Requirement:
Reproduce every line of the records that follow, word for word and in the same order.

Provided records:
******************************

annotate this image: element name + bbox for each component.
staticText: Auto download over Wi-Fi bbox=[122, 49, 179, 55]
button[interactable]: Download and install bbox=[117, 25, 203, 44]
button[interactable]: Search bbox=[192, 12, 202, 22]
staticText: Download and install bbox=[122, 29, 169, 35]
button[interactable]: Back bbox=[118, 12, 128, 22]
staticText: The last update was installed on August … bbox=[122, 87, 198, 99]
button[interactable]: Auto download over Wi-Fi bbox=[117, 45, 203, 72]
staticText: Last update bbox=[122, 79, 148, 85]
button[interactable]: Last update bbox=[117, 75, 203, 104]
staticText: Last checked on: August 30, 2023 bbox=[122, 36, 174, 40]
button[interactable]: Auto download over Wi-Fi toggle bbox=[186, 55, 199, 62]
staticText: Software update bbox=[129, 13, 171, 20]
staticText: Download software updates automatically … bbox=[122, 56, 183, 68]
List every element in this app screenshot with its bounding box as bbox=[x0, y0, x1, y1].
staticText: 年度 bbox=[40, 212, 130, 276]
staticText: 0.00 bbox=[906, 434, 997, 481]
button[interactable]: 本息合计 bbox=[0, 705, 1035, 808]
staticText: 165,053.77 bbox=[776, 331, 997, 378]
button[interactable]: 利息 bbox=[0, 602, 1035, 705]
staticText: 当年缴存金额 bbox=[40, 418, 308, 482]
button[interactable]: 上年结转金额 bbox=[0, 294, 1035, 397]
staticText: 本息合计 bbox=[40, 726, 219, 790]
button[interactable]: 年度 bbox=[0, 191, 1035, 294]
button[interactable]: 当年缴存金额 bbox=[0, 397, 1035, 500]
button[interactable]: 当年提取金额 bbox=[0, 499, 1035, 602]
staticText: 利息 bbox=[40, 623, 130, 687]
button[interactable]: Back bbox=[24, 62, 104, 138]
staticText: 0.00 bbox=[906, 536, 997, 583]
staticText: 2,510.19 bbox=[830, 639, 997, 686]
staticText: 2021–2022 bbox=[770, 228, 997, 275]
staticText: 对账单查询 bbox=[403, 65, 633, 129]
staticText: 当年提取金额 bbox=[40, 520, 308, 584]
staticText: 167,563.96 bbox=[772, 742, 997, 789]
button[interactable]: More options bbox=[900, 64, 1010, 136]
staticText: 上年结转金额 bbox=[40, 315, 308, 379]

******************************

Solution to this task:
annotate this image: element name + bbox for each component.
staticText: Auto download over Wi-Fi bbox=[122, 49, 179, 55]
button[interactable]: Download and install bbox=[117, 25, 203, 44]
button[interactable]: Search bbox=[192, 12, 202, 22]
staticText: Download and install bbox=[122, 29, 169, 35]
button[interactable]: Back bbox=[118, 12, 128, 22]
staticText: The last update was installed on August … bbox=[122, 87, 198, 99]
button[interactable]: Auto download over Wi-Fi bbox=[117, 45, 203, 72]
staticText: Last update bbox=[122, 79, 148, 85]
button[interactable]: Last update bbox=[117, 75, 203, 104]
staticText: Last checked on: August 30, 2023 bbox=[122, 36, 174, 40]
button[interactable]: Auto download over Wi-Fi toggle bbox=[186, 55, 199, 62]
staticText: Software update bbox=[129, 13, 171, 20]
staticText: Download software updates automatically … bbox=[122, 56, 183, 68]
List every element in this app screenshot with its bounding box as bbox=[x0, y0, x1, y1].
staticText: 年度 bbox=[40, 212, 130, 276]
staticText: 0.00 bbox=[906, 434, 997, 481]
button[interactable]: 本息合计 bbox=[0, 705, 1035, 808]
staticText: 165,053.77 bbox=[776, 331, 997, 378]
button[interactable]: 利息 bbox=[0, 602, 1035, 705]
staticText: 当年缴存金额 bbox=[40, 418, 308, 482]
button[interactable]: 上年结转金额 bbox=[0, 294, 1035, 397]
staticText: 本息合计 bbox=[40, 726, 219, 790]
button[interactable]: 年度 bbox=[0, 191, 1035, 294]
button[interactable]: 当年缴存金额 bbox=[0, 397, 1035, 500]
button[interactable]: 当年提取金额 bbox=[0, 499, 1035, 602]
staticText: 利息 bbox=[40, 623, 130, 687]
button[interactable]: Back bbox=[24, 62, 104, 138]
staticText: 0.00 bbox=[906, 536, 997, 583]
staticText: 2,510.19 bbox=[830, 639, 997, 686]
staticText: 2021–2022 bbox=[770, 228, 997, 275]
staticText: 对账单查询 bbox=[403, 65, 633, 129]
staticText: 当年提取金额 bbox=[40, 520, 308, 584]
staticText: 167,563.96 bbox=[772, 742, 997, 789]
button[interactable]: More options bbox=[900, 64, 1010, 136]
staticText: 上年结转金额 bbox=[40, 315, 308, 379]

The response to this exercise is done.